>> Start Data provided
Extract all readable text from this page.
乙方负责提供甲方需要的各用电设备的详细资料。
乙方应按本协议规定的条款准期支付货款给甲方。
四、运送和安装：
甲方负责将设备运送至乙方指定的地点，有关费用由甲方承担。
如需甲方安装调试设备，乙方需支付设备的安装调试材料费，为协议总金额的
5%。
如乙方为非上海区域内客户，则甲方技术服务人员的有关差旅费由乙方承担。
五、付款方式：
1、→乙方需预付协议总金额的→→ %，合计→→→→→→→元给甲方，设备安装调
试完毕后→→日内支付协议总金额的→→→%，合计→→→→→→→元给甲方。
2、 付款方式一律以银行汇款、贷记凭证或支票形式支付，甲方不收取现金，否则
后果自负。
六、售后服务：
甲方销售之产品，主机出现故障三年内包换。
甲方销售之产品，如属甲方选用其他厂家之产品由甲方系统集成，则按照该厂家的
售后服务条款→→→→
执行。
>> End Data provided
>> Start Data provided
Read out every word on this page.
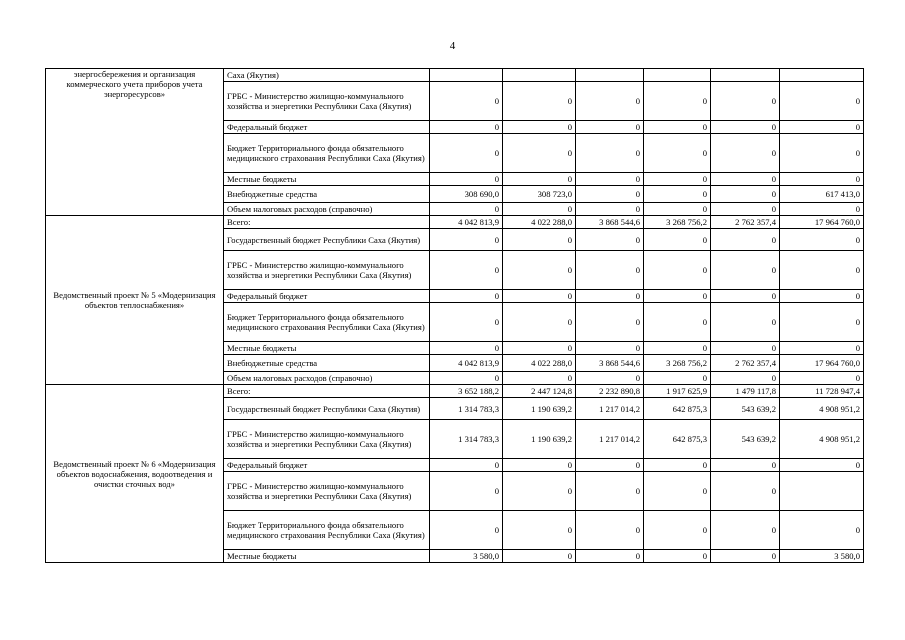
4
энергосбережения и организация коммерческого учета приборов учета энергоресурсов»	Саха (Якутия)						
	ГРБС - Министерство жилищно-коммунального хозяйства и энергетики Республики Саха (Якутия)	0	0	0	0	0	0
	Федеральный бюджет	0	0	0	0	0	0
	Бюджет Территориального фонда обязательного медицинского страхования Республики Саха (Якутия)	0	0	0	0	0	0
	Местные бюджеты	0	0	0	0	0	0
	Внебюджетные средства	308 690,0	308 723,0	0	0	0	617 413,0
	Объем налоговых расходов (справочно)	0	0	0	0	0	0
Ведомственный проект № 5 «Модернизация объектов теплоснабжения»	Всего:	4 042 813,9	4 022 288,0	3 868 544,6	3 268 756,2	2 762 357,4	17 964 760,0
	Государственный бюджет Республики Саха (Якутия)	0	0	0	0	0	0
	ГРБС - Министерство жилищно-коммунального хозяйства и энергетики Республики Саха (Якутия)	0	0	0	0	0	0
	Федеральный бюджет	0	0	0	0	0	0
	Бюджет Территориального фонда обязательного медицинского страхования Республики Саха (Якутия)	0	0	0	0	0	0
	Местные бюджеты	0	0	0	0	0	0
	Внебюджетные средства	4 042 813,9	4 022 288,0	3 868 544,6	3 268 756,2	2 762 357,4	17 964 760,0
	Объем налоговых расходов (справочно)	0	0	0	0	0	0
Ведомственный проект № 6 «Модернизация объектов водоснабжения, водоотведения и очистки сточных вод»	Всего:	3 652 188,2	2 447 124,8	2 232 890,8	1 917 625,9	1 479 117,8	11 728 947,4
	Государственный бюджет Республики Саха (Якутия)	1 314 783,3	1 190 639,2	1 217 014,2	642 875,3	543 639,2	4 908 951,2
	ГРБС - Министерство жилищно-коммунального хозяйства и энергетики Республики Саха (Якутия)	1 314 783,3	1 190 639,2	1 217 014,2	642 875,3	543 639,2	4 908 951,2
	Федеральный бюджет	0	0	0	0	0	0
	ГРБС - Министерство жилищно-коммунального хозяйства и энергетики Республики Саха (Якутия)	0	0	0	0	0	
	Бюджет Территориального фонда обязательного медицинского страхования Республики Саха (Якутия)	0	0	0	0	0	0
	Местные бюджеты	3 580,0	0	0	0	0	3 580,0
>> End Data provided
>> Start Data provided
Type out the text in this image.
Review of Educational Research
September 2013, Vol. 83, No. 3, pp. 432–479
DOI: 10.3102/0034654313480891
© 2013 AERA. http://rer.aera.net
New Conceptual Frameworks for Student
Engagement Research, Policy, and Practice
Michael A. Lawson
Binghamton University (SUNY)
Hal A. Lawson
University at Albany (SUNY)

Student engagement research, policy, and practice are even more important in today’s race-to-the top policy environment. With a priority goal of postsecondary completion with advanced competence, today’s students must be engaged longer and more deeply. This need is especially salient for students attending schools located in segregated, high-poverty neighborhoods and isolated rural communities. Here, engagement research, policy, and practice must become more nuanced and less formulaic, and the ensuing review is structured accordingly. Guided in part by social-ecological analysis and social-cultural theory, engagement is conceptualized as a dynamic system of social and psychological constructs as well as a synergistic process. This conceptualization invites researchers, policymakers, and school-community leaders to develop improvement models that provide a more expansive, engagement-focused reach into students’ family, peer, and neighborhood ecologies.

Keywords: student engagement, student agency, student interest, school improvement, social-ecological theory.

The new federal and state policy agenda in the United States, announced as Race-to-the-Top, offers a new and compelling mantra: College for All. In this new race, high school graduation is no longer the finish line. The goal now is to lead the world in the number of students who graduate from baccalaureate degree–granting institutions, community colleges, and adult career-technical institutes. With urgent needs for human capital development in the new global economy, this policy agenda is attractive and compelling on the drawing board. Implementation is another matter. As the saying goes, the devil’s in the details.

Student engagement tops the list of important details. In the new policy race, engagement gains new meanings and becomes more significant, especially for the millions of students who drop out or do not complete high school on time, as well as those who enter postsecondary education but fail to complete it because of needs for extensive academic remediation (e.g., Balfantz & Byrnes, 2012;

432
>> End Data provided
- [What you are asked to do]:
Give only the number of lines in the material above that include the word "жилищно".

- [Response below]:
4